** Begin INPUT MATERIAL **

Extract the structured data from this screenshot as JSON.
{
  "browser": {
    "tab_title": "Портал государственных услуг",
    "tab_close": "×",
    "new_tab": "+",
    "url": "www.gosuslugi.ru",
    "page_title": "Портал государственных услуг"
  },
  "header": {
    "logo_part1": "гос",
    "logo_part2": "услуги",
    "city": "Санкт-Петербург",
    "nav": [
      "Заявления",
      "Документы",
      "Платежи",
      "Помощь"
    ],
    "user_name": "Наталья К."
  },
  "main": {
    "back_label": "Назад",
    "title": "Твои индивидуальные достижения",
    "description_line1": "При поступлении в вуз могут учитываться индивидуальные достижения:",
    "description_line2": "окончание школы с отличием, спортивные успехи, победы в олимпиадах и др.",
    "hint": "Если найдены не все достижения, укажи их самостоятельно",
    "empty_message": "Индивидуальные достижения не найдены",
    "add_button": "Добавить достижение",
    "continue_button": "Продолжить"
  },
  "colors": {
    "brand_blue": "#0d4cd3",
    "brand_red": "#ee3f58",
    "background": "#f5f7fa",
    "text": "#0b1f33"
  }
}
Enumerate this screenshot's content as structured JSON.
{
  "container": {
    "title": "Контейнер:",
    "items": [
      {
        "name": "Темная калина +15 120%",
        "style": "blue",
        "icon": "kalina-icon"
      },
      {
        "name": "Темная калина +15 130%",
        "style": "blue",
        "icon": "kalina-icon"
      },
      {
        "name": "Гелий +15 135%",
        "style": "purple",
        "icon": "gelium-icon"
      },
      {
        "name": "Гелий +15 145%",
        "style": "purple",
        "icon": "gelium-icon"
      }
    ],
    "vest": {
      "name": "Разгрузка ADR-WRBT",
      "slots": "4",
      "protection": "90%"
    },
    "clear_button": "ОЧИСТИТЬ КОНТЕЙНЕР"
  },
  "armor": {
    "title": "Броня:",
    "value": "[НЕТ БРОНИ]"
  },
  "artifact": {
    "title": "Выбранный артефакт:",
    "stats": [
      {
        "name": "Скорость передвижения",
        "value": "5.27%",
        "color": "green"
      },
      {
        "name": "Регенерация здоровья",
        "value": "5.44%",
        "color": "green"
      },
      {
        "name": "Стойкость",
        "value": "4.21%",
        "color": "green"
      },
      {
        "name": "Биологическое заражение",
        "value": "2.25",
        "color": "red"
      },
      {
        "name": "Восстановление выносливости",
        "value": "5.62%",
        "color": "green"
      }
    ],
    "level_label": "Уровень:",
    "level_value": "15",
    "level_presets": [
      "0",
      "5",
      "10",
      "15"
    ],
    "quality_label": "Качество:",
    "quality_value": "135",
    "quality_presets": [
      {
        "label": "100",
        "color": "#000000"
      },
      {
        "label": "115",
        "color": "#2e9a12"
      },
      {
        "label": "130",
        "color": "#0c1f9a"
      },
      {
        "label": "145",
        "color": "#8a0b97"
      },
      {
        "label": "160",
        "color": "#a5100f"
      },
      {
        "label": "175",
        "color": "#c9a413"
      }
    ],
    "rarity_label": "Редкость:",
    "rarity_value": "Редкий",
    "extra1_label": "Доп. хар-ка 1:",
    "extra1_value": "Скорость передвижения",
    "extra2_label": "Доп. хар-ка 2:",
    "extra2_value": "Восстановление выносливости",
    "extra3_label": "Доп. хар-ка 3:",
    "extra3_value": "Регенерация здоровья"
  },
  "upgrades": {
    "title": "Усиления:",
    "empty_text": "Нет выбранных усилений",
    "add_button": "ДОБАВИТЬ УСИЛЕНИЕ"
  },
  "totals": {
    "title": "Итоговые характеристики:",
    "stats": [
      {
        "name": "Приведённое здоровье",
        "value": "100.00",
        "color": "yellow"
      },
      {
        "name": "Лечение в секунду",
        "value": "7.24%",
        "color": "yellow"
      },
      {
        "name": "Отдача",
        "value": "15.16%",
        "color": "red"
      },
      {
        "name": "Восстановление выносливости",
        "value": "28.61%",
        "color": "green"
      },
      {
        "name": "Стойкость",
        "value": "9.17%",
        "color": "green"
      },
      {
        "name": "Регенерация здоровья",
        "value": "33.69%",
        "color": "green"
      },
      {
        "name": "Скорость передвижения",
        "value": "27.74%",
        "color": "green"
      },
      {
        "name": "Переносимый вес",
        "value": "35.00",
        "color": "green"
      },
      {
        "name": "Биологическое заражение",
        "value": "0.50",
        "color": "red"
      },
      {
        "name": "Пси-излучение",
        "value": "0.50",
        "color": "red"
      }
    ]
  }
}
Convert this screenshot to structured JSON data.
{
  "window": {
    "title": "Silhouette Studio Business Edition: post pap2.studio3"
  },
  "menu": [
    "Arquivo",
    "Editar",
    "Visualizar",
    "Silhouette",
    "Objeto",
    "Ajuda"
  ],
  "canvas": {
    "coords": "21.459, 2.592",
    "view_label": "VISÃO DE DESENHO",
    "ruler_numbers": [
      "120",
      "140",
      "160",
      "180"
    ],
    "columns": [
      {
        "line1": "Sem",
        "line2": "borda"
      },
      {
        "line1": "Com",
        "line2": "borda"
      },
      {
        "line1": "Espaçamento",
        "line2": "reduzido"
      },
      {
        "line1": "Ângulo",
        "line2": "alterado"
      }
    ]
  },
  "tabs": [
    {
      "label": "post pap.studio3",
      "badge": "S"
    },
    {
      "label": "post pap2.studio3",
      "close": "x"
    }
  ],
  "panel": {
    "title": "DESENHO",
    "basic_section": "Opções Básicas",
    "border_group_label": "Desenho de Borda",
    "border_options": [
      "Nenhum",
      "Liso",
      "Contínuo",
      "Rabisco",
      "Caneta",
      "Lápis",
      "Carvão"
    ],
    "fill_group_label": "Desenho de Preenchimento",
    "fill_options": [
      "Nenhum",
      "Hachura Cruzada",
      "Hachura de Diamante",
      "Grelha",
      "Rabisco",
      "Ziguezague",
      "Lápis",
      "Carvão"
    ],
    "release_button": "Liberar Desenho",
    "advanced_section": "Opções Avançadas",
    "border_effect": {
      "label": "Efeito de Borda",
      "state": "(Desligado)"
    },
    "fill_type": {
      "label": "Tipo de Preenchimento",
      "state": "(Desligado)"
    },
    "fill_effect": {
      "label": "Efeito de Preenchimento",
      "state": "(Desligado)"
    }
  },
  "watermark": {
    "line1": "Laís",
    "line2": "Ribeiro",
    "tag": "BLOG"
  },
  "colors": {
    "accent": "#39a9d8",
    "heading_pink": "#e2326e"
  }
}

** End INPUT MATERIAL **

## WHAT IS EXPECTED
Note every line above where the string "data" shows up, and copy those lines.

## EXERCISE SOLUTION
Extract the structured data from this screenshot as JSON.
Convert this screenshot to structured JSON data.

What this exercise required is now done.